▶ **Exercise brief**:
Output the full material exactly as it appears here.

▶ **Raw records**:
---+---
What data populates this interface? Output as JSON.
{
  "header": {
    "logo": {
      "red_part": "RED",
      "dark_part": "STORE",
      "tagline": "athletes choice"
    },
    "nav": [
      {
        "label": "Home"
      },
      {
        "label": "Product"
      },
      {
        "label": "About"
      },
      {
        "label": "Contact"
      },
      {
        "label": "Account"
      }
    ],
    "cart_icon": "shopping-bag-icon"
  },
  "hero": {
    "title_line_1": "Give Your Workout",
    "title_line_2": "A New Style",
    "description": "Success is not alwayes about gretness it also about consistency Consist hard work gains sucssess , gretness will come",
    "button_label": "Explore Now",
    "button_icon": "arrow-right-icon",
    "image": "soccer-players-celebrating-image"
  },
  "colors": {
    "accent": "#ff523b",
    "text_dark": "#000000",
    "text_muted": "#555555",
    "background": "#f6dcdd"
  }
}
---+---
▶ **Complete output**:
What data populates this interface? Output as JSON.
{
  "header": {
    "logo": {
      "red_part": "RED",
      "dark_part": "STORE",
      "tagline": "athletes choice"
    },
    "nav": [
      {
        "label": "Home"
      },
      {
        "label": "Product"
      },
      {
        "label": "About"
      },
      {
        "label": "Contact"
      },
      {
        "label": "Account"
      }
    ],
    "cart_icon": "shopping-bag-icon"
  },
  "hero": {
    "title_line_1": "Give Your Workout",
    "title_line_2": "A New Style",
    "description": "Success is not alwayes about gretness it also about consistency Consist hard work gains sucssess , gretness will come",
    "button_label": "Explore Now",
    "button_icon": "arrow-right-icon",
    "image": "soccer-players-celebrating-image"
  },
  "colors": {
    "accent": "#ff523b",
    "text_dark": "#000000",
    "text_muted": "#555555",
    "background": "#f6dcdd"
  }
}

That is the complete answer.